* **EXERCISE PROMPT**
Gather up every line from the entries below that uses the word "Сформировать".

* **MATERIAL FOR THIS TASK**

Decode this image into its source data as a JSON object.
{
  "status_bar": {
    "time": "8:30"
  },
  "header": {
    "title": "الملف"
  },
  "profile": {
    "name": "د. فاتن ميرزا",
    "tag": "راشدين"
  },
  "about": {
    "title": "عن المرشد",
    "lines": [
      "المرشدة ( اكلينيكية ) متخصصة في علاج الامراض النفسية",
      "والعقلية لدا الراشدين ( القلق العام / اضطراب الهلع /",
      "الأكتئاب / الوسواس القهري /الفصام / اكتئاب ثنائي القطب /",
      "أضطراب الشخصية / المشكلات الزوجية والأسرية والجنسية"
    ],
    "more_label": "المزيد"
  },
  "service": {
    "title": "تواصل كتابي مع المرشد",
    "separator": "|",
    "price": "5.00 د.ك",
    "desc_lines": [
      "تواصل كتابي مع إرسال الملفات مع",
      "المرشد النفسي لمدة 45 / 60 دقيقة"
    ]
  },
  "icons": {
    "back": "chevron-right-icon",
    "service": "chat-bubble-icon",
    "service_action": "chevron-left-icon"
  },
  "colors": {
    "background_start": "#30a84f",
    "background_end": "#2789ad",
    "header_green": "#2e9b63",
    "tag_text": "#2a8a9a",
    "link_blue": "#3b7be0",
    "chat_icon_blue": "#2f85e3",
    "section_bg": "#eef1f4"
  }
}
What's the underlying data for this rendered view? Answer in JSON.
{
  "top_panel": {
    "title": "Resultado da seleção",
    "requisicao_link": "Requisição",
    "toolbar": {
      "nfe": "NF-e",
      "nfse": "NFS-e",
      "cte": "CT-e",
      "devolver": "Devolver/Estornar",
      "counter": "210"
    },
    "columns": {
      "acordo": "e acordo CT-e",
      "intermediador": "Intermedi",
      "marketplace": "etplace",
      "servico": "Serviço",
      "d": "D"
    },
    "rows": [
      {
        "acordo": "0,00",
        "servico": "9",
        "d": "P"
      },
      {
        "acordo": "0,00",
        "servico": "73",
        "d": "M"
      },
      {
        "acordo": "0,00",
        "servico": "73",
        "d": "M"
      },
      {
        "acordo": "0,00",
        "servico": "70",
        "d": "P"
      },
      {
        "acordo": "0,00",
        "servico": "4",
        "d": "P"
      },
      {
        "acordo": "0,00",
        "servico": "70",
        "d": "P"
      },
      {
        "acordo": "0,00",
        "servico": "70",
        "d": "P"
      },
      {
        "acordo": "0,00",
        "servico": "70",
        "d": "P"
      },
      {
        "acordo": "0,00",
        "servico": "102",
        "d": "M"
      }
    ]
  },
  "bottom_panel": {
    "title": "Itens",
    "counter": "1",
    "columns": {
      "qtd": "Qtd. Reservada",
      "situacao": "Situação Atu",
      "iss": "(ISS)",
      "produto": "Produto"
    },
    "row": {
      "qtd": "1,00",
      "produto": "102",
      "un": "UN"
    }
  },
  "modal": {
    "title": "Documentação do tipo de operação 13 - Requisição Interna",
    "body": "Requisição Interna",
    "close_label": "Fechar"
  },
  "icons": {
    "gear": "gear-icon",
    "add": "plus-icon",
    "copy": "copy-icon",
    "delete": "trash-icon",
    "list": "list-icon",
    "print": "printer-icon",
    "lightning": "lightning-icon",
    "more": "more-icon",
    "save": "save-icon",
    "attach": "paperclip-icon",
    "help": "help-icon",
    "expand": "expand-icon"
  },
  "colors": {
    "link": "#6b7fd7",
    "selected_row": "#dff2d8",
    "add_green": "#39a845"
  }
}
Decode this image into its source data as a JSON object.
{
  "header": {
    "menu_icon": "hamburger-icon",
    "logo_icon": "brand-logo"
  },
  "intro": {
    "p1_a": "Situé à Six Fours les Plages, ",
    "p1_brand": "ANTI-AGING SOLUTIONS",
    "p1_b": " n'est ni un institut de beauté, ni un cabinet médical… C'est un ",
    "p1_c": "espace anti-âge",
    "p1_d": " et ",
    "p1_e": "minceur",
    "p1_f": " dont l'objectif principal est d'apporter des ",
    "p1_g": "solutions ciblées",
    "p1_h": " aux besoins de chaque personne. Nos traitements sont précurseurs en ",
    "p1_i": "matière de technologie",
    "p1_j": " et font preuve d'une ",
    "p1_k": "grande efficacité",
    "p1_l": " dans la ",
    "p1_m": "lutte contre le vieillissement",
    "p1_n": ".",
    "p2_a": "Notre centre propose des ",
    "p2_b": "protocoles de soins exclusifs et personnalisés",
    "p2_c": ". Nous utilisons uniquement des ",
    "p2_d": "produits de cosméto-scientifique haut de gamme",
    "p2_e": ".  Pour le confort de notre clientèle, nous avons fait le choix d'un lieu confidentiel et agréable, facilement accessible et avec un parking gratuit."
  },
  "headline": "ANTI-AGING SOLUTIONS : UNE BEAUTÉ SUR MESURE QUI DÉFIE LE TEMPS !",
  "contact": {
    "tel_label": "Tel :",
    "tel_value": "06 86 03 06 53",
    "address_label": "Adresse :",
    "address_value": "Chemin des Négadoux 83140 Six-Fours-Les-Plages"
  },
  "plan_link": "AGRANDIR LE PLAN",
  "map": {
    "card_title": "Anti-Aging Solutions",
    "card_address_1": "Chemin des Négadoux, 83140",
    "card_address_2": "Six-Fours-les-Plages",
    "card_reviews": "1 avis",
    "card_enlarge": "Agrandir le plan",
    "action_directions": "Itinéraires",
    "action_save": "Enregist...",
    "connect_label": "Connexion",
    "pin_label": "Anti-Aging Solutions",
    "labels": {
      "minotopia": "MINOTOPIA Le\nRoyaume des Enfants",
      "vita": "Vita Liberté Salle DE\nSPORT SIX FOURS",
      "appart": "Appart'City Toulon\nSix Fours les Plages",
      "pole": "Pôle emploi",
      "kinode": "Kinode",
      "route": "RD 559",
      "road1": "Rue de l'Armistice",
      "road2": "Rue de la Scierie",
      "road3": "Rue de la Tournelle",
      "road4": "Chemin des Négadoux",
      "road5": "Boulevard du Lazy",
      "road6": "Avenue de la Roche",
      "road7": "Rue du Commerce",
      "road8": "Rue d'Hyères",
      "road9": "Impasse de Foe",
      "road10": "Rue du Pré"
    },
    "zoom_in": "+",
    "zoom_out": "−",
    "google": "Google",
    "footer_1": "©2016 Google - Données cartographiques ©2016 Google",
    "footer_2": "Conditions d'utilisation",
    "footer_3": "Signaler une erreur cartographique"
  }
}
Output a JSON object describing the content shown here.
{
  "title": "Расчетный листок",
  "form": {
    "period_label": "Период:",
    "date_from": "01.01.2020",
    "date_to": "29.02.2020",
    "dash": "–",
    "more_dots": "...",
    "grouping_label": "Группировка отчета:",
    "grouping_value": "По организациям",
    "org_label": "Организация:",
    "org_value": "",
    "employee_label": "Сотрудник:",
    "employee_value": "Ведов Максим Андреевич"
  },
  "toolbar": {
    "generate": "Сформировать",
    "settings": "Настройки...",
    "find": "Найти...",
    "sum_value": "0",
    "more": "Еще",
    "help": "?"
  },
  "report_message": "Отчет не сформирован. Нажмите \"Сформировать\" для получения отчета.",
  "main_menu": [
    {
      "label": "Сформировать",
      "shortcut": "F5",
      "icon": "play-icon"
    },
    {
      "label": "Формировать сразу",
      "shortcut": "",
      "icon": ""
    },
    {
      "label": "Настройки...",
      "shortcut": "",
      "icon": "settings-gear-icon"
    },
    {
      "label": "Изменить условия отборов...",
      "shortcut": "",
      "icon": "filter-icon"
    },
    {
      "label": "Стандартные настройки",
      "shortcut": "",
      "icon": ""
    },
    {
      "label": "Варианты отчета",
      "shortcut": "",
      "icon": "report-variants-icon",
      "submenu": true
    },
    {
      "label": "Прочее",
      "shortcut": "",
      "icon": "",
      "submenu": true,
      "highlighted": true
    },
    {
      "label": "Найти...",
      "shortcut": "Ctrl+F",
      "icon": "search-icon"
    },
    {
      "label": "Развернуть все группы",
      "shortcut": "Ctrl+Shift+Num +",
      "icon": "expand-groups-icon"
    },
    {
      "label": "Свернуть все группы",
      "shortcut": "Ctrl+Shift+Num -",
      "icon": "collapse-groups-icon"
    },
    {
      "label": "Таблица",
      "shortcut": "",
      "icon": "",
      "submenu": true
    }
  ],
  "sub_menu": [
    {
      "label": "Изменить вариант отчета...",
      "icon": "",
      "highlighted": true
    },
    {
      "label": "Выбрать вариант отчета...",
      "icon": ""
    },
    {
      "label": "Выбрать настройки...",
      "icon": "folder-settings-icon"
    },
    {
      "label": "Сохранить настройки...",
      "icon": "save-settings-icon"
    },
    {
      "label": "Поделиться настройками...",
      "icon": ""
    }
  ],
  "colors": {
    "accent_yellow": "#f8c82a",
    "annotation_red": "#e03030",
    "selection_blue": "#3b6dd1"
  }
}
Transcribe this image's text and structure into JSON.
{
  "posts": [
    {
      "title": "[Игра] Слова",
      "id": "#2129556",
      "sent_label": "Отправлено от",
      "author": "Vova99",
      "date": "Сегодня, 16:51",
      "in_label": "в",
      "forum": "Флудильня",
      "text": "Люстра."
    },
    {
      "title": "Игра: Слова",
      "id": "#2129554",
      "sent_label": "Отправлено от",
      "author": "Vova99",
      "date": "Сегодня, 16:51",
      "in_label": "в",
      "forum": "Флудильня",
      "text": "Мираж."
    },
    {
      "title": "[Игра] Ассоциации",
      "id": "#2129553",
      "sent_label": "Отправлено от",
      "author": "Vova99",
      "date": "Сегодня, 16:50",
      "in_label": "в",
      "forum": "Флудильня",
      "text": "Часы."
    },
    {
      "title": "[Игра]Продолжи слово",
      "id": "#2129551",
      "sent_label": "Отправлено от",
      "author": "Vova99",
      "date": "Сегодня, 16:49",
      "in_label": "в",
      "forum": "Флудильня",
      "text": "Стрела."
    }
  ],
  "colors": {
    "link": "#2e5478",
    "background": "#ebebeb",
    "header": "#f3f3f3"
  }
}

* **FINISHED ANSWER**
    "generate": "Сформировать",
  "report_message": "Отчет не сформирован. Нажмите \"Сформировать\" для получения отчета.",
      "label": "Сформировать",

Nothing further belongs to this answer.